§ **GIVEN PROBLEM**
Read the records and write them out again exactly.

((

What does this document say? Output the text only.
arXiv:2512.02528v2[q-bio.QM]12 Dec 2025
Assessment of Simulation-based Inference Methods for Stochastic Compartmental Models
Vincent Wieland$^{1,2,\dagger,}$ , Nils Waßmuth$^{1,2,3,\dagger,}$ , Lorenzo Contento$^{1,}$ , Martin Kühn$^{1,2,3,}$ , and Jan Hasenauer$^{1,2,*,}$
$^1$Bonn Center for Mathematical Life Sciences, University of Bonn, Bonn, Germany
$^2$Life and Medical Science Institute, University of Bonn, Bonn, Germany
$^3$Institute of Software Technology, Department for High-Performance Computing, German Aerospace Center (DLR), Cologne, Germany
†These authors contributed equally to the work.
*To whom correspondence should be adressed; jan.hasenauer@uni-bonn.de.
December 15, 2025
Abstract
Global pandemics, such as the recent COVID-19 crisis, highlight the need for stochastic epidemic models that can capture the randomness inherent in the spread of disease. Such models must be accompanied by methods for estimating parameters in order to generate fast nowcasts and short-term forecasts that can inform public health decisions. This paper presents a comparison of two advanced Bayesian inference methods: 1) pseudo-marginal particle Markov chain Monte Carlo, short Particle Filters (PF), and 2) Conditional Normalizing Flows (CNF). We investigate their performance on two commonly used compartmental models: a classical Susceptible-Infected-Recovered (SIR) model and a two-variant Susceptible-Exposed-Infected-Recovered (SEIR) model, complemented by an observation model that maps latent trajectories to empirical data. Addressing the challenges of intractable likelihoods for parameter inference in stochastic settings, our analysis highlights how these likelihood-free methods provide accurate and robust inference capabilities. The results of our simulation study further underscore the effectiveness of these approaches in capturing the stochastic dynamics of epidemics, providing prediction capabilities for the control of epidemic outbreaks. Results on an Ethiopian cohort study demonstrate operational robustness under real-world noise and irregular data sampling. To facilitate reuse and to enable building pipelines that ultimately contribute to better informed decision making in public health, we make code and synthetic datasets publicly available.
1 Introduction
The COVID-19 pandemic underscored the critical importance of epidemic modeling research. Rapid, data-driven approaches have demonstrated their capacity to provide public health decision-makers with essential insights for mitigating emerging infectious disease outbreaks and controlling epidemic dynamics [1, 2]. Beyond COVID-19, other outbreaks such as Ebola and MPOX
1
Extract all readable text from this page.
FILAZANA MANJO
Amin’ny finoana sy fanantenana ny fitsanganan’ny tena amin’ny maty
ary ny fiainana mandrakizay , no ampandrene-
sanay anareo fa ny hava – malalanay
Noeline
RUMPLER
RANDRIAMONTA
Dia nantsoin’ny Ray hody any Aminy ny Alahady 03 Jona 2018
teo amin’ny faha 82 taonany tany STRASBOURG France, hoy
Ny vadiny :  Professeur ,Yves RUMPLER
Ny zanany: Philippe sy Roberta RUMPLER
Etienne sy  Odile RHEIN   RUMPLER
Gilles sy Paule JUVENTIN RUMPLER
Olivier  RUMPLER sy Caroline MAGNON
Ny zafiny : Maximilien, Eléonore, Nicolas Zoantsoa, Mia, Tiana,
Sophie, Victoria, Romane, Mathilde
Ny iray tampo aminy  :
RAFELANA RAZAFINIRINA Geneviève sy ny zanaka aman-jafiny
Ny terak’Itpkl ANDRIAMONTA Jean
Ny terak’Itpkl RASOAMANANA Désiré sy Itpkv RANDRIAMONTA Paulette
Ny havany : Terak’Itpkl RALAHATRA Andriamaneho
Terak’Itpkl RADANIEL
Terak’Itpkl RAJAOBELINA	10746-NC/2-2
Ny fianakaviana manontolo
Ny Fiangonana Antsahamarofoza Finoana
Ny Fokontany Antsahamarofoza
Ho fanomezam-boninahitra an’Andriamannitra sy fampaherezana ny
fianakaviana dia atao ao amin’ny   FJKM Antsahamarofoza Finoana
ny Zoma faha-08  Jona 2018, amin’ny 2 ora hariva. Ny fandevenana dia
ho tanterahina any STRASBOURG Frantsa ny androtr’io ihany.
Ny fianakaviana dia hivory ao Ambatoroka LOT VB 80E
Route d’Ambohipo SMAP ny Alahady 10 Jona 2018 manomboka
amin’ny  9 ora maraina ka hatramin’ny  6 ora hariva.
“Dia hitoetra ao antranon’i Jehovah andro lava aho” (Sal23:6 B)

))

§ **WORKED ANSWER**
What does this document say? Output the text only.
arXiv:2512.02528v2[q-bio.QM]12 Dec 2025
Assessment of Simulation-based Inference Methods for Stochastic Compartmental Models
Vincent Wieland$^{1,2,\dagger,}$ , Nils Waßmuth$^{1,2,3,\dagger,}$ , Lorenzo Contento$^{1,}$ , Martin Kühn$^{1,2,3,}$ , and Jan Hasenauer$^{1,2,*,}$
$^1$Bonn Center for Mathematical Life Sciences, University of Bonn, Bonn, Germany
$^2$Life and Medical Science Institute, University of Bonn, Bonn, Germany
$^3$Institute of Software Technology, Department for High-Performance Computing, German Aerospace Center (DLR), Cologne, Germany
†These authors contributed equally to the work.
*To whom correspondence should be adressed; jan.hasenauer@uni-bonn.de.
December 15, 2025
Abstract
Global pandemics, such as the recent COVID-19 crisis, highlight the need for stochastic epidemic models that can capture the randomness inherent in the spread of disease. Such models must be accompanied by methods for estimating parameters in order to generate fast nowcasts and short-term forecasts that can inform public health decisions. This paper presents a comparison of two advanced Bayesian inference methods: 1) pseudo-marginal particle Markov chain Monte Carlo, short Particle Filters (PF), and 2) Conditional Normalizing Flows (CNF). We investigate their performance on two commonly used compartmental models: a classical Susceptible-Infected-Recovered (SIR) model and a two-variant Susceptible-Exposed-Infected-Recovered (SEIR) model, complemented by an observation model that maps latent trajectories to empirical data. Addressing the challenges of intractable likelihoods for parameter inference in stochastic settings, our analysis highlights how these likelihood-free methods provide accurate and robust inference capabilities. The results of our simulation study further underscore the effectiveness of these approaches in capturing the stochastic dynamics of epidemics, providing prediction capabilities for the control of epidemic outbreaks. Results on an Ethiopian cohort study demonstrate operational robustness under real-world noise and irregular data sampling. To facilitate reuse and to enable building pipelines that ultimately contribute to better informed decision making in public health, we make code and synthetic datasets publicly available.
1 Introduction
The COVID-19 pandemic underscored the critical importance of epidemic modeling research. Rapid, data-driven approaches have demonstrated their capacity to provide public health decision-makers with essential insights for mitigating emerging infectious disease outbreaks and controlling epidemic dynamics [1, 2]. Beyond COVID-19, other outbreaks such as Ebola and MPOX
1
Extract all readable text from this page.
FILAZANA MANJO
Amin’ny finoana sy fanantenana ny fitsanganan’ny tena amin’ny maty
ary ny fiainana mandrakizay , no ampandrene-
sanay anareo fa ny hava – malalanay
Noeline
RUMPLER
RANDRIAMONTA
Dia nantsoin’ny Ray hody any Aminy ny Alahady 03 Jona 2018
teo amin’ny faha 82 taonany tany STRASBOURG France, hoy
Ny vadiny :  Professeur ,Yves RUMPLER
Ny zanany: Philippe sy Roberta RUMPLER
Etienne sy  Odile RHEIN   RUMPLER
Gilles sy Paule JUVENTIN RUMPLER
Olivier  RUMPLER sy Caroline MAGNON
Ny zafiny : Maximilien, Eléonore, Nicolas Zoantsoa, Mia, Tiana,
Sophie, Victoria, Romane, Mathilde
Ny iray tampo aminy  :
RAFELANA RAZAFINIRINA Geneviève sy ny zanaka aman-jafiny
Ny terak’Itpkl ANDRIAMONTA Jean
Ny terak’Itpkl RASOAMANANA Désiré sy Itpkv RANDRIAMONTA Paulette
Ny havany : Terak’Itpkl RALAHATRA Andriamaneho
Terak’Itpkl RADANIEL
Terak’Itpkl RAJAOBELINA	10746-NC/2-2
Ny fianakaviana manontolo
Ny Fiangonana Antsahamarofoza Finoana
Ny Fokontany Antsahamarofoza
Ho fanomezam-boninahitra an’Andriamannitra sy fampaherezana ny
fianakaviana dia atao ao amin’ny   FJKM Antsahamarofoza Finoana
ny Zoma faha-08  Jona 2018, amin’ny 2 ora hariva. Ny fandevenana dia
ho tanterahina any STRASBOURG Frantsa ny androtr’io ihany.
Ny fianakaviana dia hivory ao Ambatoroka LOT VB 80E
Route d’Ambohipo SMAP ny Alahady 10 Jona 2018 manomboka
amin’ny  9 ora maraina ka hatramin’ny  6 ora hariva.
“Dia hitoetra ao antranon’i Jehovah andro lava aho” (Sal23:6 B)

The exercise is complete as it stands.